#### DO THIS
The records underneath are to be repeated exactly, with the pictures left out.

#### GIVEN INFORMATION
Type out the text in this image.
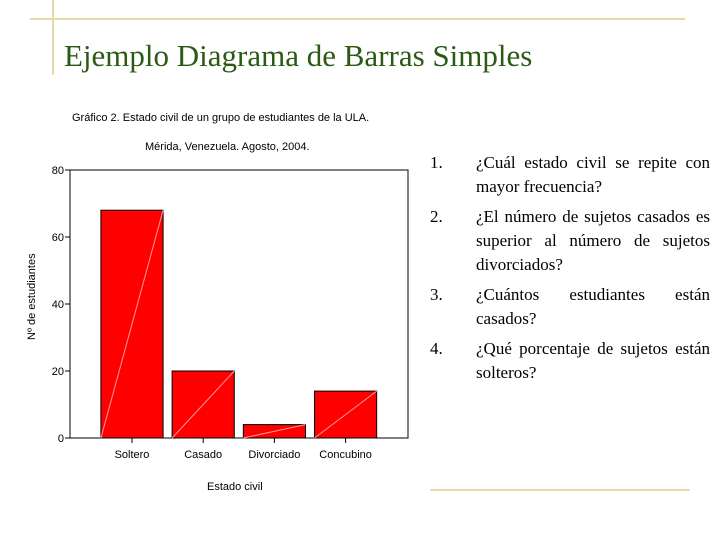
Ejemplo Diagrama de Barras Simples
Gráfico 2. Estado civil de un grupo de estudiantes de la ULA.
Mérida, Venezuela. Agosto, 2004.
0
20
40
60
80
Soltero	Casado Divorciado Concubino
Nº de estudiantes
Estado civil
1.	¿Cuál estado civil se repite con mayor frecuencia?
2.	¿El número de sujetos casados es superior al número de sujetos divorciados?
3.	¿Cuántos estudiantes están casados?
4.	¿Qué porcentaje de sujetos están solteros?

#### RESULT FOR THIS TASK
Type out the text in this image.
Ejemplo Diagrama de Barras Simples
Gráfico 2. Estado civil de un grupo de estudiantes de la ULA.
Mérida, Venezuela. Agosto, 2004.
0
20
40
60
80
Soltero	Casado Divorciado Concubino
Nº de estudiantes
Estado civil
1.	¿Cuál estado civil se repite con mayor frecuencia?
2.	¿El número de sujetos casados es superior al número de sujetos divorciados?
3.	¿Cuántos estudiantes están casados?
4.	¿Qué porcentaje de sujetos están solteros?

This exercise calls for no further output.